Count every line in the entries that contains "data". Report that count alone.

--- Begin RECORDS FOR THIS EXERCISE ---

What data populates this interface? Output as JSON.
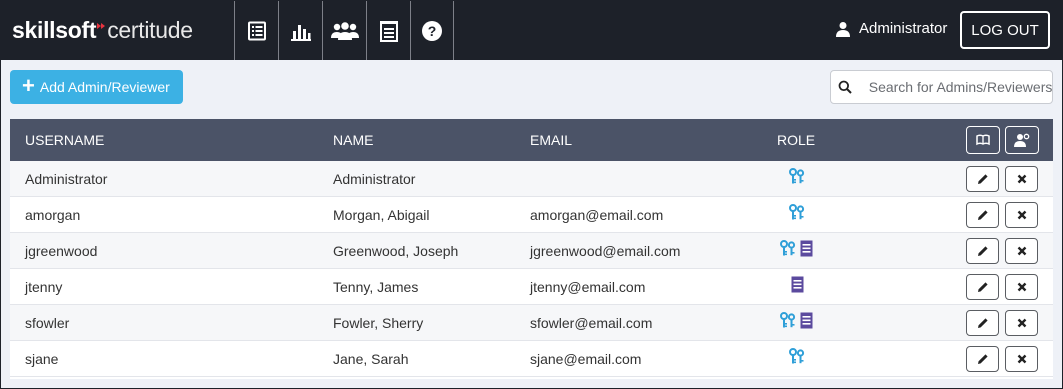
{
  "header": {
    "logo_brand": "skillsoft",
    "logo_product": "certitude",
    "nav_icons": [
      "list-icon",
      "bar-chart-icon",
      "users-icon",
      "document-icon",
      "help-icon"
    ],
    "user_name": "Administrator",
    "logout_label": "LOG OUT"
  },
  "toolbar": {
    "add_label": "Add Admin/Reviewer",
    "search_placeholder": "Search for Admins/Reviewers"
  },
  "table": {
    "columns": [
      "USERNAME",
      "NAME",
      "EMAIL",
      "ROLE"
    ],
    "rows": [
      {
        "username": "Administrator",
        "name": "Administrator",
        "email": "",
        "roles": [
          "admin"
        ]
      },
      {
        "username": "amorgan",
        "name": "Morgan, Abigail",
        "email": "amorgan@email.com",
        "roles": [
          "admin"
        ]
      },
      {
        "username": "jgreenwood",
        "name": "Greenwood, Joseph",
        "email": "jgreenwood@email.com",
        "roles": [
          "admin",
          "reviewer"
        ]
      },
      {
        "username": "jtenny",
        "name": "Tenny, James",
        "email": "jtenny@email.com",
        "roles": [
          "reviewer"
        ]
      },
      {
        "username": "sfowler",
        "name": "Fowler, Sherry",
        "email": "sfowler@email.com",
        "roles": [
          "admin",
          "reviewer"
        ]
      },
      {
        "username": "sjane",
        "name": "Jane, Sarah",
        "email": "sjane@email.com",
        "roles": [
          "admin"
        ]
      }
    ]
  },
  "colors": {
    "topbar": "#1d2129",
    "accent": "#3cb1e4",
    "table_header": "#4b5367",
    "admin_role": "#2f9fd8",
    "reviewer_role": "#5b4a9e"
  }
}
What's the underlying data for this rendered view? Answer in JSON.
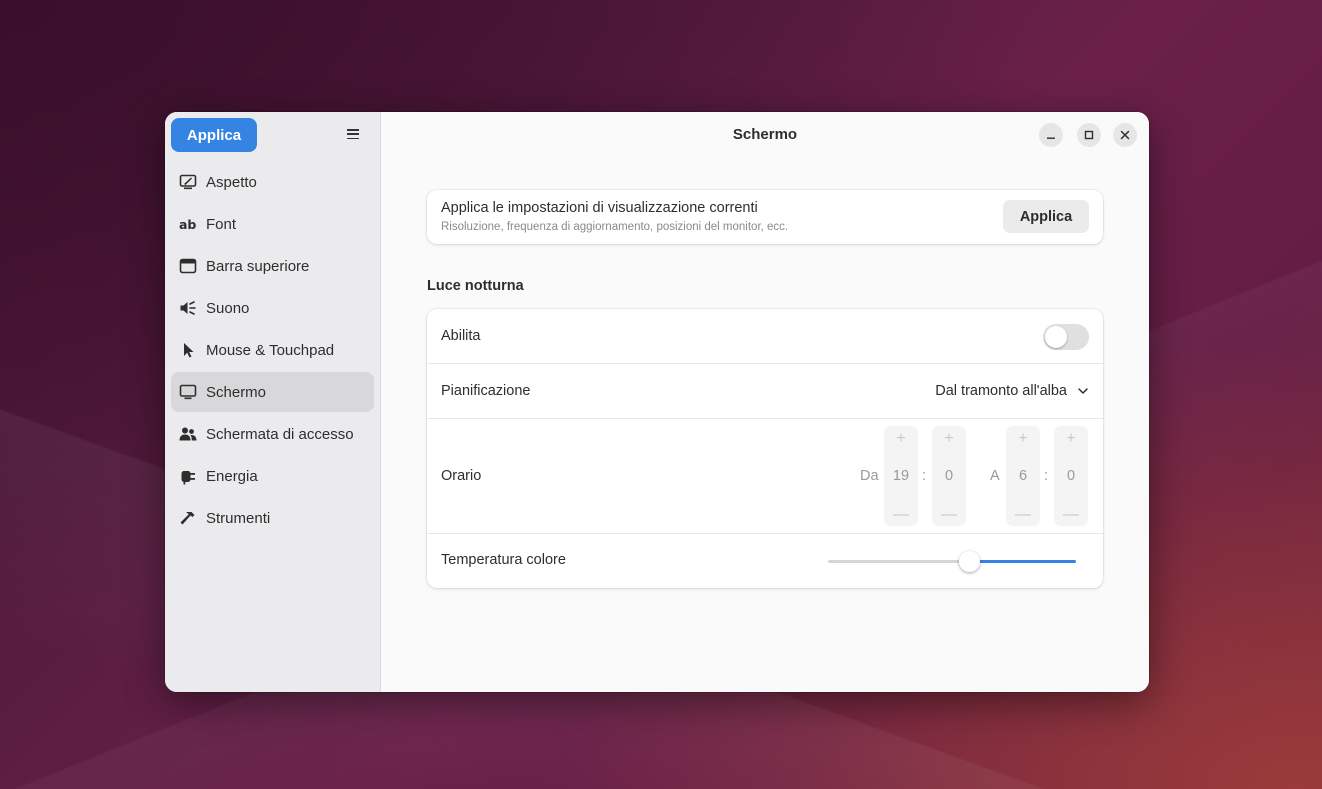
{
  "window": {
    "title": "Schermo"
  },
  "sidebar": {
    "apply_label": "Applica",
    "items": [
      {
        "label": "Aspetto",
        "icon": "appearance-icon"
      },
      {
        "label": "Font",
        "icon": "font-icon"
      },
      {
        "label": "Barra superiore",
        "icon": "top-bar-icon"
      },
      {
        "label": "Suono",
        "icon": "sound-icon"
      },
      {
        "label": "Mouse & Touchpad",
        "icon": "pointer-icon"
      },
      {
        "label": "Schermo",
        "icon": "display-icon",
        "active": true
      },
      {
        "label": "Schermata di accesso",
        "icon": "users-icon"
      },
      {
        "label": "Energia",
        "icon": "power-plug-icon"
      },
      {
        "label": "Strumenti",
        "icon": "hammer-icon"
      }
    ]
  },
  "apply_card": {
    "title": "Applica le impostazioni di visualizzazione correnti",
    "subtitle": "Risoluzione, frequenza di aggiornamento, posizioni del monitor, ecc.",
    "button_label": "Applica"
  },
  "night_light": {
    "section_title": "Luce notturna",
    "enable": {
      "label": "Abilita",
      "value": false
    },
    "schedule": {
      "label": "Pianificazione",
      "value": "Dal tramonto all'alba"
    },
    "time": {
      "label": "Orario",
      "from_label": "Da",
      "from_hour": "19",
      "from_minute": "0",
      "to_label": "A",
      "to_hour": "6",
      "to_minute": "0",
      "separator": ":",
      "plus": "+",
      "minus": "—"
    },
    "temperature": {
      "label": "Temperatura colore",
      "value_fraction": 0.57
    }
  },
  "colors": {
    "accent": "#3584e4",
    "sidebar_bg": "#ebebed",
    "content_bg": "#fafafa"
  }
}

--- End RECORDS FOR THIS EXERCISE ---

▶ [REPLY] 2